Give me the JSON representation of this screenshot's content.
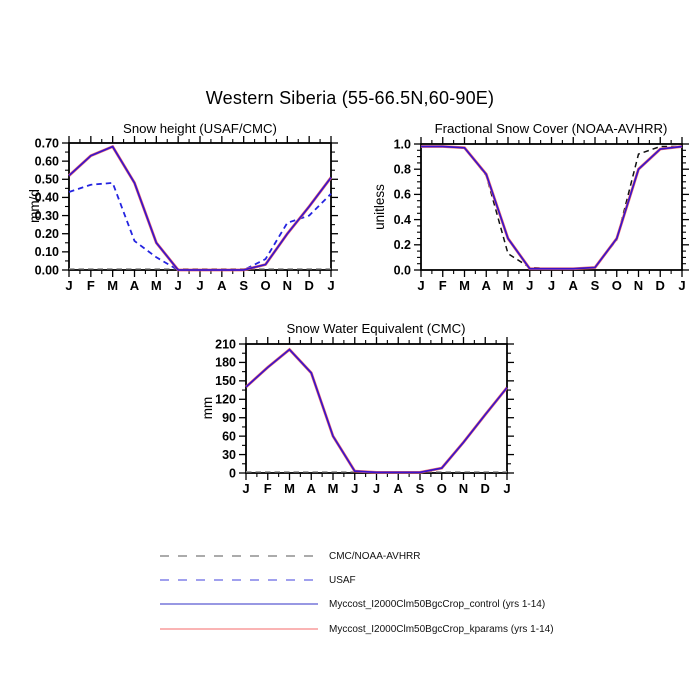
{
  "page_title": "Western Siberia (55-66.5N,60-90E)",
  "months": [
    "J",
    "F",
    "M",
    "A",
    "M",
    "J",
    "J",
    "A",
    "S",
    "O",
    "N",
    "D",
    "J"
  ],
  "chart_data": [
    {
      "type": "line",
      "title": "Snow height (USAF/CMC)",
      "ylabel": "mm/d",
      "xlabel": "",
      "categories": [
        "J",
        "F",
        "M",
        "A",
        "M",
        "J",
        "J",
        "A",
        "S",
        "O",
        "N",
        "D",
        "J"
      ],
      "ylim": [
        0,
        0.7
      ],
      "ytick_labels": [
        "0.00",
        "0.10",
        "0.20",
        "0.30",
        "0.40",
        "0.50",
        "0.60",
        "0.70"
      ],
      "grid": false,
      "series": [
        {
          "name": "CMC/NOAA-AVHRR",
          "style": "dashed",
          "color": "#999999",
          "width": 1.4,
          "values": [
            0,
            0,
            0,
            0,
            0,
            0,
            0,
            0,
            0,
            0,
            0,
            0,
            0
          ]
        },
        {
          "name": "USAF",
          "style": "dashed",
          "color": "#2424e0",
          "width": 1.8,
          "values": [
            0.43,
            0.47,
            0.48,
            0.16,
            0.07,
            0.0,
            0.0,
            0.0,
            0.0,
            0.06,
            0.26,
            0.3,
            0.42
          ]
        },
        {
          "name": "Myccost_I2000Clm50BgcCrop_kparams (yrs 1-14)",
          "style": "solid",
          "color": "#ee6e6e",
          "width": 2.8,
          "values": [
            0.52,
            0.63,
            0.68,
            0.48,
            0.15,
            0.0,
            0.0,
            0.0,
            0.0,
            0.03,
            0.2,
            0.35,
            0.51
          ]
        },
        {
          "name": "Myccost_I2000Clm50BgcCrop_control (yrs 1-14)",
          "style": "solid",
          "color": "#3a14cc",
          "width": 1.7,
          "values": [
            0.52,
            0.63,
            0.68,
            0.48,
            0.15,
            0.0,
            0.0,
            0.0,
            0.0,
            0.03,
            0.2,
            0.35,
            0.51
          ]
        }
      ]
    },
    {
      "type": "line",
      "title": "Fractional Snow Cover (NOAA-AVHRR)",
      "ylabel": "unitless",
      "xlabel": "",
      "categories": [
        "J",
        "F",
        "M",
        "A",
        "M",
        "J",
        "J",
        "A",
        "S",
        "O",
        "N",
        "D",
        "J"
      ],
      "ylim": [
        0,
        1.0
      ],
      "ytick_labels": [
        "0.0",
        "0.2",
        "0.4",
        "0.6",
        "0.8",
        "1.0"
      ],
      "grid": false,
      "series": [
        {
          "name": "CMC/NOAA-AVHRR",
          "style": "dashed",
          "color": "#111111",
          "width": 1.5,
          "values": [
            0.98,
            0.98,
            0.97,
            0.75,
            0.13,
            0.02,
            0.01,
            0.01,
            0.02,
            0.24,
            0.92,
            0.98,
            0.98
          ]
        },
        {
          "name": "Myccost_I2000Clm50BgcCrop_kparams (yrs 1-14)",
          "style": "solid",
          "color": "#ee6e6e",
          "width": 2.8,
          "values": [
            0.98,
            0.98,
            0.97,
            0.76,
            0.25,
            0.01,
            0.01,
            0.01,
            0.02,
            0.25,
            0.8,
            0.96,
            0.98
          ]
        },
        {
          "name": "Myccost_I2000Clm50BgcCrop_control (yrs 1-14)",
          "style": "solid",
          "color": "#3a14cc",
          "width": 1.7,
          "values": [
            0.98,
            0.98,
            0.97,
            0.76,
            0.25,
            0.01,
            0.01,
            0.01,
            0.02,
            0.25,
            0.8,
            0.96,
            0.98
          ]
        }
      ]
    },
    {
      "type": "line",
      "title": "Snow Water Equivalent (CMC)",
      "ylabel": "mm",
      "xlabel": "",
      "categories": [
        "J",
        "F",
        "M",
        "A",
        "M",
        "J",
        "J",
        "A",
        "S",
        "O",
        "N",
        "D",
        "J"
      ],
      "ylim": [
        0,
        210
      ],
      "ytick_labels": [
        "0",
        "30",
        "60",
        "90",
        "120",
        "150",
        "180",
        "210"
      ],
      "grid": false,
      "series": [
        {
          "name": "CMC/NOAA-AVHRR",
          "style": "dashed",
          "color": "#999999",
          "width": 1.4,
          "values": [
            0,
            0,
            0,
            0,
            0,
            0,
            0,
            0,
            0,
            0,
            0,
            0,
            0
          ]
        },
        {
          "name": "Myccost_I2000Clm50BgcCrop_kparams (yrs 1-14)",
          "style": "solid",
          "color": "#ee6e6e",
          "width": 2.8,
          "values": [
            140,
            172,
            201,
            163,
            60,
            3,
            1,
            1,
            1,
            8,
            50,
            95,
            139
          ]
        },
        {
          "name": "Myccost_I2000Clm50BgcCrop_control (yrs 1-14)",
          "style": "solid",
          "color": "#3a14cc",
          "width": 1.7,
          "values": [
            140,
            172,
            201,
            163,
            60,
            3,
            1,
            1,
            1,
            8,
            50,
            95,
            139
          ]
        }
      ]
    }
  ],
  "legend": {
    "position": "bottom",
    "items": [
      {
        "label": "CMC/NOAA-AVHRR",
        "color": "#8f8f8f",
        "dash": true,
        "width": 1.4
      },
      {
        "label": "USAF",
        "color": "#8080e8",
        "dash": true,
        "width": 1.4
      },
      {
        "label": "Myccost_I2000Clm50BgcCrop_control (yrs 1-14)",
        "color": "#5a5ad2",
        "dash": false,
        "width": 1.2
      },
      {
        "label": "Myccost_I2000Clm50BgcCrop_kparams (yrs 1-14)",
        "color": "#f89b9b",
        "dash": false,
        "width": 1.6
      }
    ]
  }
}
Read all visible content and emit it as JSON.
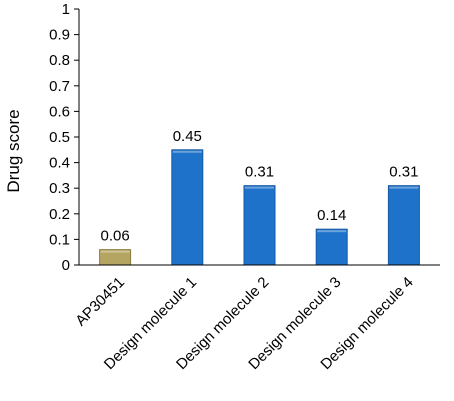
{
  "chart_data": {
    "type": "bar",
    "title": "",
    "xlabel": "",
    "ylabel": "Drug score",
    "ylim": [
      0,
      1
    ],
    "yticks": [
      "0",
      "0.1",
      "0.2",
      "0.3",
      "0.4",
      "0.5",
      "0.6",
      "0.7",
      "0.8",
      "0.9",
      "1"
    ],
    "categories": [
      "AP30451",
      "Design  molecule 1",
      "Design  molecule 2",
      "Design  molecule 3",
      "Design  molecule  4"
    ],
    "values": [
      0.06,
      0.45,
      0.31,
      0.14,
      0.31
    ],
    "data_labels": [
      "0.06",
      "0.45",
      "0.31",
      "0.14",
      "0.31"
    ],
    "colors": [
      "#b5a562",
      "#1f72c9",
      "#1f72c9",
      "#1f72c9",
      "#1f72c9"
    ],
    "grid": false,
    "legend": "none"
  }
}
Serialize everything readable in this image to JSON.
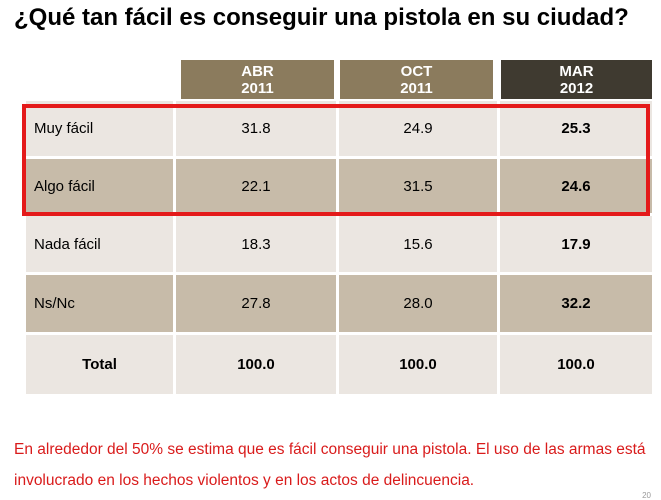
{
  "title": "¿Qué tan fácil es conseguir una pistola en su ciudad?",
  "table": {
    "headers": [
      {
        "line1": "ABR",
        "line2": "2011"
      },
      {
        "line1": "OCT",
        "line2": "2011"
      },
      {
        "line1": "MAR",
        "line2": "2012"
      }
    ],
    "rows": [
      {
        "label": "Muy fácil",
        "values": [
          "31.8",
          "24.9",
          "25.3"
        ]
      },
      {
        "label": "Algo fácil",
        "values": [
          "22.1",
          "31.5",
          "24.6"
        ]
      },
      {
        "label": "Nada fácil",
        "values": [
          "18.3",
          "15.6",
          "17.9"
        ]
      },
      {
        "label": "Ns/Nc",
        "values": [
          "27.8",
          "28.0",
          "32.2"
        ]
      },
      {
        "label": "Total",
        "values": [
          "100.0",
          "100.0",
          "100.0"
        ]
      }
    ]
  },
  "note": "En alrededor del 50% se estima que es fácil conseguir una pistola. El uso de las armas está involucrado en los hechos violentos y en los actos de delincuencia.",
  "page_number": "20",
  "colors": {
    "header_accent": "#8b7b5d",
    "header_latest": "#3f3a30",
    "row_light": "#ebe6e1",
    "row_dark": "#c7bba9",
    "highlight_border": "#e41a1a",
    "note_text": "#d91b1b"
  }
}
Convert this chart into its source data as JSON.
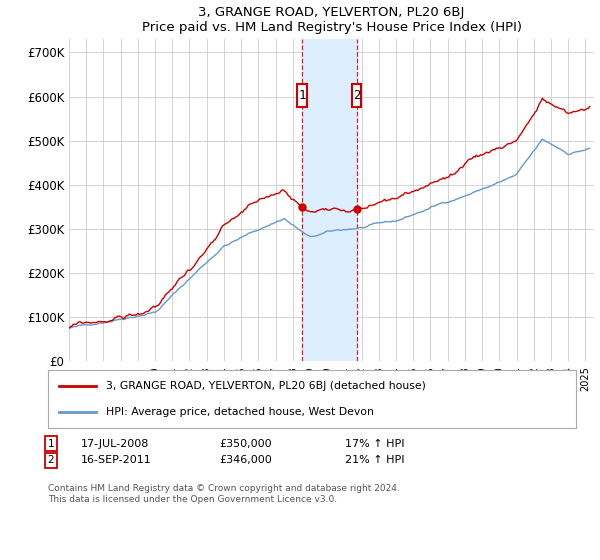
{
  "title": "3, GRANGE ROAD, YELVERTON, PL20 6BJ",
  "subtitle": "Price paid vs. HM Land Registry's House Price Index (HPI)",
  "ylabel_ticks": [
    "£0",
    "£100K",
    "£200K",
    "£300K",
    "£400K",
    "£500K",
    "£600K",
    "£700K"
  ],
  "ytick_values": [
    0,
    100000,
    200000,
    300000,
    400000,
    500000,
    600000,
    700000
  ],
  "ylim": [
    0,
    730000
  ],
  "xlim_start": 1995.0,
  "xlim_end": 2025.5,
  "sale1_date": 2008.54,
  "sale1_label": "1",
  "sale1_price": 350000,
  "sale1_hpi_pct": "17% ↑ HPI",
  "sale1_date_str": "17-JUL-2008",
  "sale2_date": 2011.71,
  "sale2_label": "2",
  "sale2_price": 346000,
  "sale2_hpi_pct": "21% ↑ HPI",
  "sale2_date_str": "16-SEP-2011",
  "red_line_color": "#cc0000",
  "blue_line_color": "#6699cc",
  "shade_color": "#ddeeff",
  "dashed_line_color": "#cc0000",
  "box_color": "#cc0000",
  "grid_color": "#cccccc",
  "background_color": "#ffffff",
  "legend_label_red": "3, GRANGE ROAD, YELVERTON, PL20 6BJ (detached house)",
  "legend_label_blue": "HPI: Average price, detached house, West Devon",
  "footer": "Contains HM Land Registry data © Crown copyright and database right 2024.\nThis data is licensed under the Open Government Licence v3.0."
}
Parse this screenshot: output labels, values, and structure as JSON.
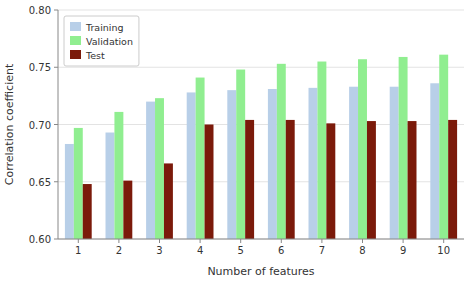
{
  "chart_data": {
    "type": "bar",
    "xlabel": "Number of features",
    "ylabel": "Correlation coefficient",
    "categories": [
      1,
      2,
      3,
      4,
      5,
      6,
      7,
      8,
      9,
      10
    ],
    "series": [
      {
        "name": "Training",
        "color": "#b8cfe8",
        "values": [
          0.683,
          0.693,
          0.72,
          0.728,
          0.73,
          0.731,
          0.732,
          0.733,
          0.733,
          0.736
        ]
      },
      {
        "name": "Validation",
        "color": "#90ee90",
        "values": [
          0.697,
          0.711,
          0.723,
          0.741,
          0.748,
          0.753,
          0.755,
          0.757,
          0.759,
          0.761
        ]
      },
      {
        "name": "Test",
        "color": "#7b1a0a",
        "values": [
          0.648,
          0.651,
          0.666,
          0.7,
          0.704,
          0.704,
          0.701,
          0.703,
          0.703,
          0.704
        ]
      }
    ],
    "ylim": [
      0.6,
      0.8
    ],
    "yticks": [
      {
        "value": 0.6,
        "label": "0.60"
      },
      0.65,
      {
        "value": 0.7,
        "label": "0.70"
      },
      0.75,
      {
        "value": 0.8,
        "label": "0.80"
      }
    ],
    "grid": true,
    "legend": "upper left"
  }
}
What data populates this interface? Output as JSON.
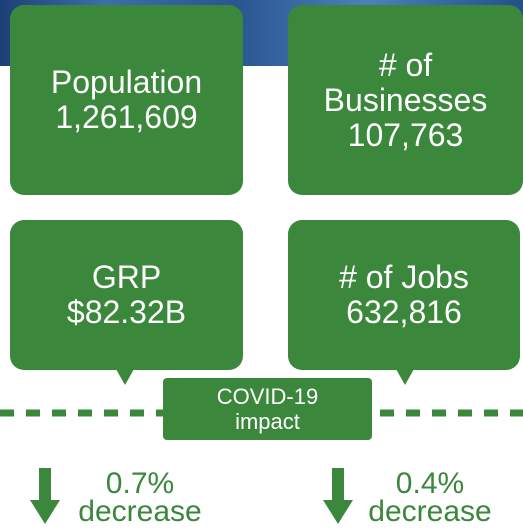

------------

Find the lines containing "Design" and list every one of them.

      "Design  molecule 1",
      "Design  molecule 2",
      "Design  molecule 3",
      "Design  molecule  4"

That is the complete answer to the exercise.